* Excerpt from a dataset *
**********
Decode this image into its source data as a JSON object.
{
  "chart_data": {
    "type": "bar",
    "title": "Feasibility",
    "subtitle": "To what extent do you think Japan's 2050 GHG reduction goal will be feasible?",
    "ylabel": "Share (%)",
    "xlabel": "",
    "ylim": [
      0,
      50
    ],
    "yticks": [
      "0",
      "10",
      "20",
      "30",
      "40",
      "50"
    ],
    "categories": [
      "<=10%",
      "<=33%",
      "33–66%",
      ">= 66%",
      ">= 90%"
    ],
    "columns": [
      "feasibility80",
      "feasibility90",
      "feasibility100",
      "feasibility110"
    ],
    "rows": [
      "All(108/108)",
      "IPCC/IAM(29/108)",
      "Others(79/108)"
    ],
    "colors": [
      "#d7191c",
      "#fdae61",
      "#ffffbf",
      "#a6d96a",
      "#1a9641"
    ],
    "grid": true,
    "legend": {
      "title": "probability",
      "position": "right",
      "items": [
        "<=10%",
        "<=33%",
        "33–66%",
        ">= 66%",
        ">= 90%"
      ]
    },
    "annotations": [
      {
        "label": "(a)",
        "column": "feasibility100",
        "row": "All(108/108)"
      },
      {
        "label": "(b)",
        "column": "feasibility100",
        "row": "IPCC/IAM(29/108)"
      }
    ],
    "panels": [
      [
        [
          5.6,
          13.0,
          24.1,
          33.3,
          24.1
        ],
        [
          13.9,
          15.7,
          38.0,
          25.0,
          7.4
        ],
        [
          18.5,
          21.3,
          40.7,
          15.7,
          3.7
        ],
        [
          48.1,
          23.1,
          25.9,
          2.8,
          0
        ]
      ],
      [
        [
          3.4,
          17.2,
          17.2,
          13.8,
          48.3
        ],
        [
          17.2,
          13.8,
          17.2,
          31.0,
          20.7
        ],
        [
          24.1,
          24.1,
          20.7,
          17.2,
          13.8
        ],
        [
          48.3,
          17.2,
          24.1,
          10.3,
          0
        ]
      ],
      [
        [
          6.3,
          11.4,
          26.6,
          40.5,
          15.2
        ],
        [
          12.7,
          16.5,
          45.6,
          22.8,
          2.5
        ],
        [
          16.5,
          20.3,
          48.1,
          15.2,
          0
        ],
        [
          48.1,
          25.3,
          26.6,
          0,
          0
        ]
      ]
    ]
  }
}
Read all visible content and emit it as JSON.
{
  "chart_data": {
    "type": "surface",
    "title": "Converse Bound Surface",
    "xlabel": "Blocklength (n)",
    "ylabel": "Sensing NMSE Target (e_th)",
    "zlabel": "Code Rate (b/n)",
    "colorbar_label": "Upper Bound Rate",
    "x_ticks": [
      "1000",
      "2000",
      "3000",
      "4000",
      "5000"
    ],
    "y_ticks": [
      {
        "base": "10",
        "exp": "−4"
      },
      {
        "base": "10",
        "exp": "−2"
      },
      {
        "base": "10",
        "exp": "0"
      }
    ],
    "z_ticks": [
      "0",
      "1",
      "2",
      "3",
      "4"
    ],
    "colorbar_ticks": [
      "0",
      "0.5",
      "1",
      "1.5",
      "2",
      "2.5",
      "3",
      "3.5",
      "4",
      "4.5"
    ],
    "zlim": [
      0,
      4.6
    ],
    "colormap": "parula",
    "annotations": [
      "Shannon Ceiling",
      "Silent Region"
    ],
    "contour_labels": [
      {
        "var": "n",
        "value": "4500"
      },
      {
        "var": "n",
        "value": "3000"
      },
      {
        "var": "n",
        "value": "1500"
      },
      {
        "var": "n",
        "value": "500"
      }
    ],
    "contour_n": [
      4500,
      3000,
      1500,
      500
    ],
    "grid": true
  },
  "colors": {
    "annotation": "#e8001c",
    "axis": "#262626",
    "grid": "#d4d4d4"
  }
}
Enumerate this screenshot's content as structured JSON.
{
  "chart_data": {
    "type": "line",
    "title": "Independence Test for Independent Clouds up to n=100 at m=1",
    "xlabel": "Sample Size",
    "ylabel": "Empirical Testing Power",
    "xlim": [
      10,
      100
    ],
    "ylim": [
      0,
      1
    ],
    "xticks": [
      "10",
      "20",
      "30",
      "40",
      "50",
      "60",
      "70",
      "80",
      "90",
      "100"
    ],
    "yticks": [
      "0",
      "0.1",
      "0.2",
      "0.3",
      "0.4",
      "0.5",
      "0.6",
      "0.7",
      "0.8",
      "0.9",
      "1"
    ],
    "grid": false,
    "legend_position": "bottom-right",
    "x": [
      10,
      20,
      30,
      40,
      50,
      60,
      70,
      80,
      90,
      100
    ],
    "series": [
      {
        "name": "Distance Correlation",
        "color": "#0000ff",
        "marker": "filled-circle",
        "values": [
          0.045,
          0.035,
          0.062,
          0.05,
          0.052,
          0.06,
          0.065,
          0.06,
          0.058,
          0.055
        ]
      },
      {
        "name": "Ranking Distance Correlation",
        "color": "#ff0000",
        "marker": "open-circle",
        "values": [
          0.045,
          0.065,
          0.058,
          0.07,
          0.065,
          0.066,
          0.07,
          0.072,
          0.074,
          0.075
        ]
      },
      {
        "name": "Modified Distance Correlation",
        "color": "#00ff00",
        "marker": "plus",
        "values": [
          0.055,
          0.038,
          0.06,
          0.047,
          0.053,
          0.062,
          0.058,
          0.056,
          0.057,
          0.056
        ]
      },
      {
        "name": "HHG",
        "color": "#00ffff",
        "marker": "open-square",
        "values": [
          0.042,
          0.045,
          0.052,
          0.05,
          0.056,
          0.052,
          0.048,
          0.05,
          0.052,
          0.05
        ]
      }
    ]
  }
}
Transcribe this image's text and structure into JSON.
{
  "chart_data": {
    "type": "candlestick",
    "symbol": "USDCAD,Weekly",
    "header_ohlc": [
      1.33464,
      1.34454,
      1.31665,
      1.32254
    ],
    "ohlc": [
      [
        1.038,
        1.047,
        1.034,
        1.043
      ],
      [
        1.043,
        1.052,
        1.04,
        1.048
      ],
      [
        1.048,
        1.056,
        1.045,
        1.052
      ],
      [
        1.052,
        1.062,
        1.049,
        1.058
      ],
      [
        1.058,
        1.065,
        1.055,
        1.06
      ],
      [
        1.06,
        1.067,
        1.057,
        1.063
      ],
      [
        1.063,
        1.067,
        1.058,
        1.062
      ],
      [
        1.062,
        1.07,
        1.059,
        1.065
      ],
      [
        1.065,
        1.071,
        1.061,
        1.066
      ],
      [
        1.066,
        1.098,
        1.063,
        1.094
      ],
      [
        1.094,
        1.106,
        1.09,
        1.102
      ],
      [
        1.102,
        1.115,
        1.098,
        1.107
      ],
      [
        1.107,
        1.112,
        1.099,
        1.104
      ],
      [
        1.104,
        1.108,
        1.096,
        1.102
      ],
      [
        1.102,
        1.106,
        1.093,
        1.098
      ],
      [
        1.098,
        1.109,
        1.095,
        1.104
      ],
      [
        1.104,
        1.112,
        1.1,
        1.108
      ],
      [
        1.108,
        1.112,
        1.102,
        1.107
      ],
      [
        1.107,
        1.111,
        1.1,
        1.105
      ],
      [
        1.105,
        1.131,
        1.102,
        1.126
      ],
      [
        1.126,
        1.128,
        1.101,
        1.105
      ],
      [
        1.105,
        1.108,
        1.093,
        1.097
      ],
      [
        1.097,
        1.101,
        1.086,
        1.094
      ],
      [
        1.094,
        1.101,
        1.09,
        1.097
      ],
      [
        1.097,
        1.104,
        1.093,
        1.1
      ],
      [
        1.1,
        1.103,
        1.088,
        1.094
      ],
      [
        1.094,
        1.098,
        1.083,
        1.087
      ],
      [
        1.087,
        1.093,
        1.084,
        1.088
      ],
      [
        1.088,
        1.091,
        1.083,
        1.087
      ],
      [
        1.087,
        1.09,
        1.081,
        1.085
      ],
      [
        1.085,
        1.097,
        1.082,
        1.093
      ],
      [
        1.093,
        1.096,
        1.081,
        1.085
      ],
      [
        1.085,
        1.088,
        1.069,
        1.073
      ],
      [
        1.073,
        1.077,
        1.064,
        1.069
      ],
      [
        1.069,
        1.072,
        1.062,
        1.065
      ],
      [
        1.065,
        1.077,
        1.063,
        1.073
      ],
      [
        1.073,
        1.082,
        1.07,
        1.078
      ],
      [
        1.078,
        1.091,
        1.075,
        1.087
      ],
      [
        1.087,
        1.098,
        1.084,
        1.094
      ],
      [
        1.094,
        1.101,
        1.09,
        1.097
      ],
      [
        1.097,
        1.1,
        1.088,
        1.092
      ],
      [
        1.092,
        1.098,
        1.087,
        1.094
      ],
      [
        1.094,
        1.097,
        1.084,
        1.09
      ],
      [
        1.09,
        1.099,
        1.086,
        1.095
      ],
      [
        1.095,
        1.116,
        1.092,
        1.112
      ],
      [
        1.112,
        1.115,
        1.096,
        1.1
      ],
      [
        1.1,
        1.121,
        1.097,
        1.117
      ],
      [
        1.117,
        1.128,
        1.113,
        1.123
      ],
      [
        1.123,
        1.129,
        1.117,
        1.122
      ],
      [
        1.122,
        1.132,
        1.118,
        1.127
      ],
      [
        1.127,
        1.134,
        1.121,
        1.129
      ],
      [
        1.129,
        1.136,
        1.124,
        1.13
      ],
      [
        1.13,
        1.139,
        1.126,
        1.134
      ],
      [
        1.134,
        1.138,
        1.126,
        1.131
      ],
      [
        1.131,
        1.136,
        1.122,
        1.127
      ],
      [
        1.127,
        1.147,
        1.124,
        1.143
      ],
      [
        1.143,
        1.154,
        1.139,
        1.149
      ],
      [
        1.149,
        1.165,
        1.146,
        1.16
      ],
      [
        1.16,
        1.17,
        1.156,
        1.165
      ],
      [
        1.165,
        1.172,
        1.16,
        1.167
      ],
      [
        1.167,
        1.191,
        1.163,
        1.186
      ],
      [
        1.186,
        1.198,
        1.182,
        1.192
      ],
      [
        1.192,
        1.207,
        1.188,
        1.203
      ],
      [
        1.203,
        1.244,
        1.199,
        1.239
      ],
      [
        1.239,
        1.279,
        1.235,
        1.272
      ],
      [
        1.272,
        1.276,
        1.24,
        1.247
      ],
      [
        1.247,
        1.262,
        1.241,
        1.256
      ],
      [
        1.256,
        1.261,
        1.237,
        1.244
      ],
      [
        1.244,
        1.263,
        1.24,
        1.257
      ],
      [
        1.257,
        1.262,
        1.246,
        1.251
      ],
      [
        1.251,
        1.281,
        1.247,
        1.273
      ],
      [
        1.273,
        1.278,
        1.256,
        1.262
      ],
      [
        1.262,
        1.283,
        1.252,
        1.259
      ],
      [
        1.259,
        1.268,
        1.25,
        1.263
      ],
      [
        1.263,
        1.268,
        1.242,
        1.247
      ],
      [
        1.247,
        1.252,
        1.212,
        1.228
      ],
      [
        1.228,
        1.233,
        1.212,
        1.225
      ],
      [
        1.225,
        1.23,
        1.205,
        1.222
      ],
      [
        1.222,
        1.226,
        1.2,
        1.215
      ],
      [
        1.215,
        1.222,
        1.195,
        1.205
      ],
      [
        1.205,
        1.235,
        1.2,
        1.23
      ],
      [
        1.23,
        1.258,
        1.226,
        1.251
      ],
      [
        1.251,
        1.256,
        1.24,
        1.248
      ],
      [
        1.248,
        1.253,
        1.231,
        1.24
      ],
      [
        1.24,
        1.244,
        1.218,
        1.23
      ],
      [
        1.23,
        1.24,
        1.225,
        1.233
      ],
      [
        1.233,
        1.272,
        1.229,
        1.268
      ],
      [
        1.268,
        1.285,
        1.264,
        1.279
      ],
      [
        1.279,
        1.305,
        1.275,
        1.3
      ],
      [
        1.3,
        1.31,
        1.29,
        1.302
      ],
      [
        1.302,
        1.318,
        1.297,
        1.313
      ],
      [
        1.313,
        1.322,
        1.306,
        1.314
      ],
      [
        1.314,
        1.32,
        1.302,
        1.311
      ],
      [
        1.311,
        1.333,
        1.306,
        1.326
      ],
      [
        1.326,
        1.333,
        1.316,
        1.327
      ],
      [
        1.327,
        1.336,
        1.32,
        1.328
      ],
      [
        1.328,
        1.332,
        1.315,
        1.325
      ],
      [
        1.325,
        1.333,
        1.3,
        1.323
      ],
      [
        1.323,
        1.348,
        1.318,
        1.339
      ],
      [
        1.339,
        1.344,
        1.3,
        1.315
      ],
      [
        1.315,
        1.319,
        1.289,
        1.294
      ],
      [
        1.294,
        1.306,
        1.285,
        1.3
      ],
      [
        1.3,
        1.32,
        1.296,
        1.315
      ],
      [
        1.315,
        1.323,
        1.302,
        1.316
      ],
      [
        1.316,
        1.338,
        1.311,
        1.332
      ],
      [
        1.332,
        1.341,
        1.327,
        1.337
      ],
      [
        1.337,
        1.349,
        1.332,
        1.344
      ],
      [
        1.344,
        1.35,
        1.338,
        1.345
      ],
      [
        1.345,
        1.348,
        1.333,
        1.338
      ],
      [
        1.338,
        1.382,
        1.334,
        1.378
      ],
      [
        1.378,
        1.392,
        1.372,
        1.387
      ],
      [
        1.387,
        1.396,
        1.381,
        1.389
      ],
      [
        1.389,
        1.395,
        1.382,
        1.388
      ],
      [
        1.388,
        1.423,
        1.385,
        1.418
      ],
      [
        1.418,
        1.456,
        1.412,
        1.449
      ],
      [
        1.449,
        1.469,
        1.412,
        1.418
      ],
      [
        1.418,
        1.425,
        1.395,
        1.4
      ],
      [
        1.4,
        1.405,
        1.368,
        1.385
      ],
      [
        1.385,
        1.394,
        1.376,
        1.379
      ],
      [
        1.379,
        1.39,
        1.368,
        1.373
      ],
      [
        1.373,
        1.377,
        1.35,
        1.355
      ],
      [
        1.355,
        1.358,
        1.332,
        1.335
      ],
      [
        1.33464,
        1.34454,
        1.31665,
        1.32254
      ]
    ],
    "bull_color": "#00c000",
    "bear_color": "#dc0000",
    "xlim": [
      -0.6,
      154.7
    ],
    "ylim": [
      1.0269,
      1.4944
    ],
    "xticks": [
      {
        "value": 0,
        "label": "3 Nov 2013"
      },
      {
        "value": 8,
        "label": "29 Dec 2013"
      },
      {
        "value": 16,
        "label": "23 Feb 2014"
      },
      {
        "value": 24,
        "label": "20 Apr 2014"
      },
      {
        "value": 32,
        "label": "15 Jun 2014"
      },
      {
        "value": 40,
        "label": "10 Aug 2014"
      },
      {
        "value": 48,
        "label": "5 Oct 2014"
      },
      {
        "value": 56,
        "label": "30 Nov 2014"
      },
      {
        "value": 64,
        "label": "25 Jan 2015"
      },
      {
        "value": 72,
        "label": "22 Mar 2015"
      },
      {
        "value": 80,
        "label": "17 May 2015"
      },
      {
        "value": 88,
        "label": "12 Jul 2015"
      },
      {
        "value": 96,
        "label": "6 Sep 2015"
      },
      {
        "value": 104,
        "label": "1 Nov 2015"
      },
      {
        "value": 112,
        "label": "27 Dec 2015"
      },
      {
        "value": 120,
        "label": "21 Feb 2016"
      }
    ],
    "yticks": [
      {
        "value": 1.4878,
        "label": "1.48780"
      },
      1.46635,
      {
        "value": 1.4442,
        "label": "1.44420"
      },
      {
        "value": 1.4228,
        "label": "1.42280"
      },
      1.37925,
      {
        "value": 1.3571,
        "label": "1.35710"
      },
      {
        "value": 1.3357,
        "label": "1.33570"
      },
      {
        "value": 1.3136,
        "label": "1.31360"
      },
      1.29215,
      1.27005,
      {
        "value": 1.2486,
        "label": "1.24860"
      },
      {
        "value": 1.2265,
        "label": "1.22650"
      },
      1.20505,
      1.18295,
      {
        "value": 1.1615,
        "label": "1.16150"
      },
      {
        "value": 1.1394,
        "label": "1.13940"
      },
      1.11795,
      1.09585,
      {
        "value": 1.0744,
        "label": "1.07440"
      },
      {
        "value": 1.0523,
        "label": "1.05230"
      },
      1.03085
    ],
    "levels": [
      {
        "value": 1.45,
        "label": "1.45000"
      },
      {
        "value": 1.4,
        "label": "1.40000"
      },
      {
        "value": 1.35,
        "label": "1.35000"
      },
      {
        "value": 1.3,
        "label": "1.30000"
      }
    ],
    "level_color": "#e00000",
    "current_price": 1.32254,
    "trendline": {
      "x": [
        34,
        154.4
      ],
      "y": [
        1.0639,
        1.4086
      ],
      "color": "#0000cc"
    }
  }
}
**********
* AIM OF THE EXERCISE *
Every line containing the string "marker" must be listed.

* TASK RESPONSE *
        "marker": "filled-circle",
        "marker": "open-circle",
        "marker": "plus",
        "marker": "open-square",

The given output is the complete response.